- **Required work**:
Say how many lines contain the word "scuole" and give no other text.

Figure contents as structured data

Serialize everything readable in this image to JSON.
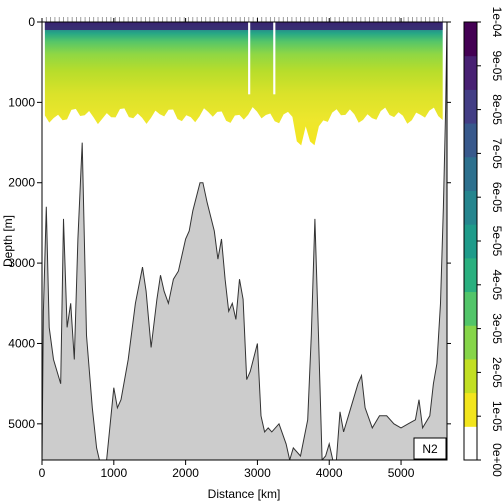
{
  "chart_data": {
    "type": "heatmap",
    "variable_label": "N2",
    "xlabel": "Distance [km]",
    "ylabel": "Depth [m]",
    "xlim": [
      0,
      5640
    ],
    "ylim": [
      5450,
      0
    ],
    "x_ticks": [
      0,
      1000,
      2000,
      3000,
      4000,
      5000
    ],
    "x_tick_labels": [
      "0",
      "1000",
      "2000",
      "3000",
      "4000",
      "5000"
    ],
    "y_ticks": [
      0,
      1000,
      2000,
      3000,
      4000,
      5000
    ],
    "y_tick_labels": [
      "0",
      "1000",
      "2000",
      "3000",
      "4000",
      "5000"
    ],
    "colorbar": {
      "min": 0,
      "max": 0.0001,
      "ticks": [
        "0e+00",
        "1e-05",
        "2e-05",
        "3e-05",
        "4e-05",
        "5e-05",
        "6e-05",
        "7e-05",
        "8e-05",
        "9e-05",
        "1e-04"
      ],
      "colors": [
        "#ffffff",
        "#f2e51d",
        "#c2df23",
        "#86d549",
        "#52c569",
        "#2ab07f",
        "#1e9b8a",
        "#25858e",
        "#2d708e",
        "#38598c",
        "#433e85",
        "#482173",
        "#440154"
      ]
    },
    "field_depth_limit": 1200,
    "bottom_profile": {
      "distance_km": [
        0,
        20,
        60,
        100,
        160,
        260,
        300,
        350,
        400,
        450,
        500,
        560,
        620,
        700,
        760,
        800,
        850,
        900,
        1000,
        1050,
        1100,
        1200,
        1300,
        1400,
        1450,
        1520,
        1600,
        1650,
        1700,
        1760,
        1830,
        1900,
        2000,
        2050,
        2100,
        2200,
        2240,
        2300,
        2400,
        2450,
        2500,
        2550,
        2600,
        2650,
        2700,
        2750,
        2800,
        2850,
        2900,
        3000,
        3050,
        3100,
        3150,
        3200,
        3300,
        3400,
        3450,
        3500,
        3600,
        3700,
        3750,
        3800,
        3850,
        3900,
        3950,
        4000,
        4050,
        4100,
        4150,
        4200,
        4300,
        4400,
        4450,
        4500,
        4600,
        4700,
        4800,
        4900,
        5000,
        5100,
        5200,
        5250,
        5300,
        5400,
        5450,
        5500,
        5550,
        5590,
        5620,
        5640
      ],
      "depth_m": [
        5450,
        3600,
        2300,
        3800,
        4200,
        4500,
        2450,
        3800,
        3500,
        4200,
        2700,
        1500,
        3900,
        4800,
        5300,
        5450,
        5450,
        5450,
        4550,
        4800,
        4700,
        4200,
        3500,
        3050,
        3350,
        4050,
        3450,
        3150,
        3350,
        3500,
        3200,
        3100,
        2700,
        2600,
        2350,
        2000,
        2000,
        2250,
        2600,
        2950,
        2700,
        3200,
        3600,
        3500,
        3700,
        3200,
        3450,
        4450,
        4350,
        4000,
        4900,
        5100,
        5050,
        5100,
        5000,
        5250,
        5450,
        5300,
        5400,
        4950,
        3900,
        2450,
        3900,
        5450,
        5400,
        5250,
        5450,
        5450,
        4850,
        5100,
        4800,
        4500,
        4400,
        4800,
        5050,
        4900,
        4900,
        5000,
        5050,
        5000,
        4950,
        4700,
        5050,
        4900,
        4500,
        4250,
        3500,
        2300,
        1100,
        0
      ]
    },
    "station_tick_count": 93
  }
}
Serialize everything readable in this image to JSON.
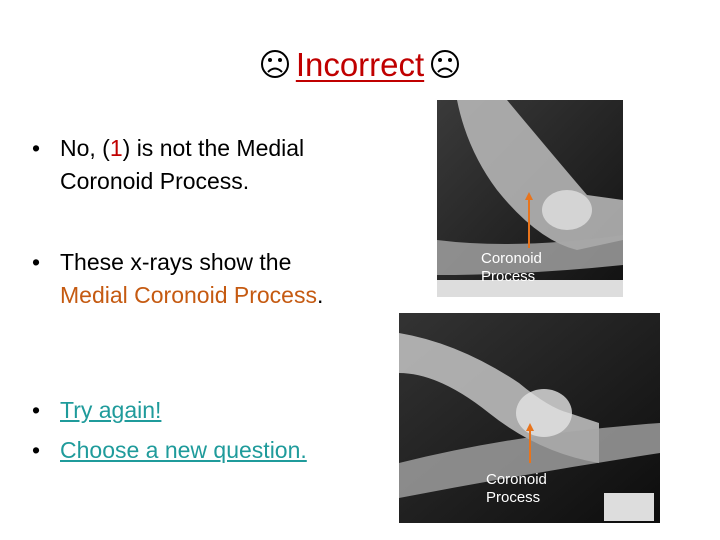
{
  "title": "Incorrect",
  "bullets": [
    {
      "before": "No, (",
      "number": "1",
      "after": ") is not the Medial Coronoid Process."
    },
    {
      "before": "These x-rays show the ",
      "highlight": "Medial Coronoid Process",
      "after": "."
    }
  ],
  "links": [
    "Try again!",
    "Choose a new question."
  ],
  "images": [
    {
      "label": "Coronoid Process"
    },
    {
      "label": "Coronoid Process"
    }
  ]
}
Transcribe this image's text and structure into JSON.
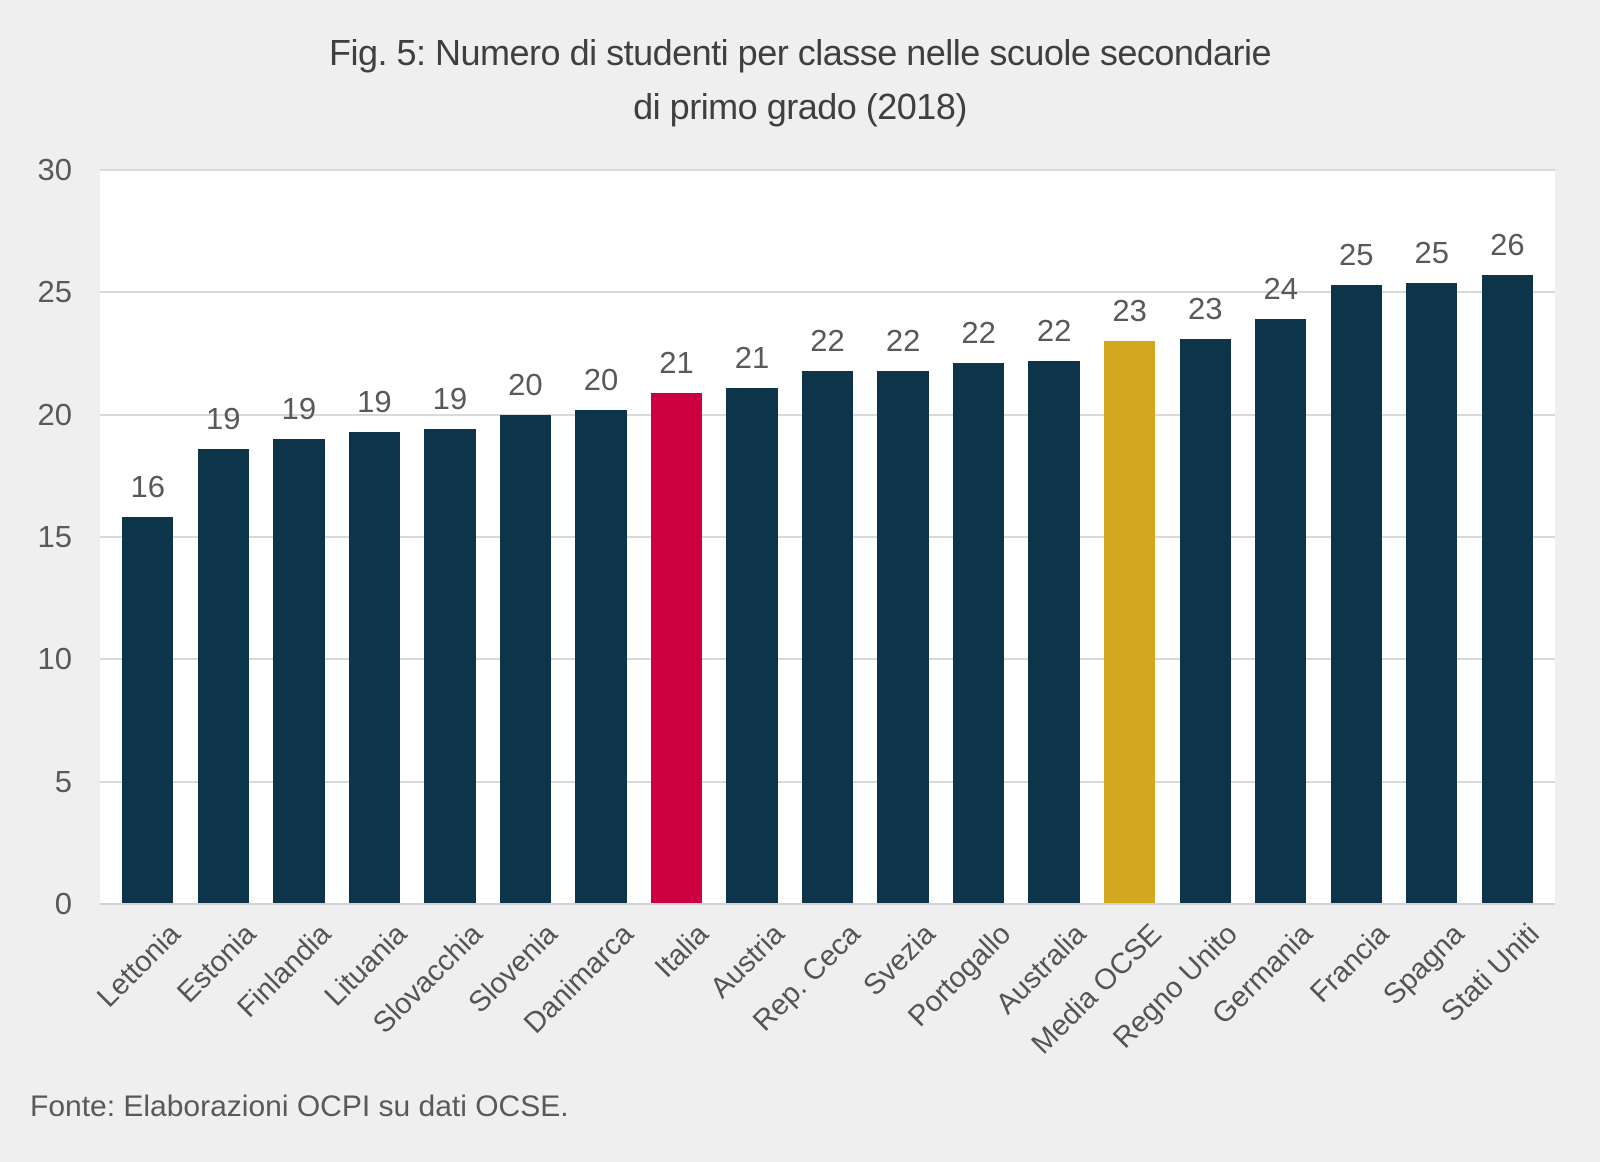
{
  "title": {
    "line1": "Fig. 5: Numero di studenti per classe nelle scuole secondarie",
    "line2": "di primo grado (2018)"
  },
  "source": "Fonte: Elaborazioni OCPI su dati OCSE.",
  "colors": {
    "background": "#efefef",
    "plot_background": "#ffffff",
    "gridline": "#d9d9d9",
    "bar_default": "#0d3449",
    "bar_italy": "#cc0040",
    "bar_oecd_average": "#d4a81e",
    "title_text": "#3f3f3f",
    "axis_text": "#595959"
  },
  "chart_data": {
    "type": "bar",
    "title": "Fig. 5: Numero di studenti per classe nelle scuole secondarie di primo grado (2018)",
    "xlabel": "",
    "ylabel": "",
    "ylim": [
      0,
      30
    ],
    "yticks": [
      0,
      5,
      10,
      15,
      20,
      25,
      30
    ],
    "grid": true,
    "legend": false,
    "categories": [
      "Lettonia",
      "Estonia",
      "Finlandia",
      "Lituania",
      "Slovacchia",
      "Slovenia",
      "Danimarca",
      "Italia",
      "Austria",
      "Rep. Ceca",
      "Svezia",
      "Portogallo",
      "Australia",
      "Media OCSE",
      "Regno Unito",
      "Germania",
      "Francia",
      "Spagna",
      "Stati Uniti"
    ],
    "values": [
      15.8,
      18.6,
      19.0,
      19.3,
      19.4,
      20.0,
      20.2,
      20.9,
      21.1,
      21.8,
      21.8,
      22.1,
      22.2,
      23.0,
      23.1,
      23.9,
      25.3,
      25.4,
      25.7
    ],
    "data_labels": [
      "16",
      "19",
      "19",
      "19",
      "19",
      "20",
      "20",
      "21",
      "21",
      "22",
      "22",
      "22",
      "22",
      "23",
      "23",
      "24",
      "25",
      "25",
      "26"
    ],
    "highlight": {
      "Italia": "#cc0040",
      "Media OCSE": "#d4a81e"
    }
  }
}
==
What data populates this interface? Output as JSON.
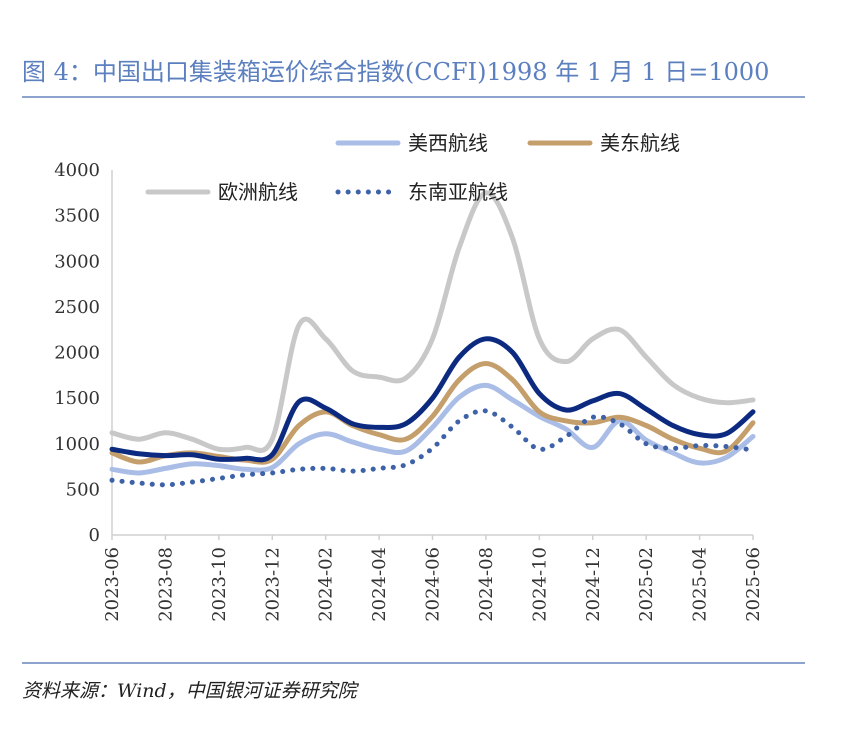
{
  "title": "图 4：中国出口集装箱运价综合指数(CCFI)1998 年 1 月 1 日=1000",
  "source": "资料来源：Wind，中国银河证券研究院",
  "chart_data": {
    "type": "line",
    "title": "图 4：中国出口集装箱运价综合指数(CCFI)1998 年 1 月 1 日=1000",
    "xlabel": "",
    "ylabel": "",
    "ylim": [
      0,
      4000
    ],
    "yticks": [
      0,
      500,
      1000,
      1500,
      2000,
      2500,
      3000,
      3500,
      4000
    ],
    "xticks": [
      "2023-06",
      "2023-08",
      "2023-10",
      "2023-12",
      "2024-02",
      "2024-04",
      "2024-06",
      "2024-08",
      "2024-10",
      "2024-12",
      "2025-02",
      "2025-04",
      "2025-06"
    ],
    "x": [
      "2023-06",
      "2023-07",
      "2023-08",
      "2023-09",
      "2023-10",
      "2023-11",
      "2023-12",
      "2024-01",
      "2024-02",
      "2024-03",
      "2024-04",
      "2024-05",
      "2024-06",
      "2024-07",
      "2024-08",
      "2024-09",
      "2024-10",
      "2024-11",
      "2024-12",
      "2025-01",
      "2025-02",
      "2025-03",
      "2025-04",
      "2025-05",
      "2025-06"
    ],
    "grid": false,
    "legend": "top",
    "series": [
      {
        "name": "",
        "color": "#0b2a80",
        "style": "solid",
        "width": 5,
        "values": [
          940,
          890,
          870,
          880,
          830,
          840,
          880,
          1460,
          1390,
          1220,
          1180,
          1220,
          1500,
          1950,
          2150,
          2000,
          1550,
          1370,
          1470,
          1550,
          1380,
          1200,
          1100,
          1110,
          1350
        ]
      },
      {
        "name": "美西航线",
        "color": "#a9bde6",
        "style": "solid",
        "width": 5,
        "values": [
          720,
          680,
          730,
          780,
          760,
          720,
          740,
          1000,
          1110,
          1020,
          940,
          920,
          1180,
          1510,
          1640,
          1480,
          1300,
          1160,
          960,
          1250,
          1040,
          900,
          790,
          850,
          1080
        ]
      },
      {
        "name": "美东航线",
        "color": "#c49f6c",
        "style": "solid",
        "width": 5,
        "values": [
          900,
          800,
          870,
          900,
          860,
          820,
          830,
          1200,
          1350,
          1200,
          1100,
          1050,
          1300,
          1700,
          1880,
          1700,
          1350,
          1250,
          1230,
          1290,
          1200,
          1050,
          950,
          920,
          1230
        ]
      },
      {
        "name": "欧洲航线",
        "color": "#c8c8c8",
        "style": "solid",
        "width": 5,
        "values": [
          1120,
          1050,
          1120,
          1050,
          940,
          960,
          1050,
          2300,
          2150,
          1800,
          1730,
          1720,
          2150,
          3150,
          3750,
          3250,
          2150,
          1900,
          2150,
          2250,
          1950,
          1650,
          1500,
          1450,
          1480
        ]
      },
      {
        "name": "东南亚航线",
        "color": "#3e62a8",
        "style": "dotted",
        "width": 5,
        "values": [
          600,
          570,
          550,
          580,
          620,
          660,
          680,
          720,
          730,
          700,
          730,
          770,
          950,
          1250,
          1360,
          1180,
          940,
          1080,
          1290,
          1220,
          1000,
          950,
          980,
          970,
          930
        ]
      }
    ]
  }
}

- **Solution for this problem**:
2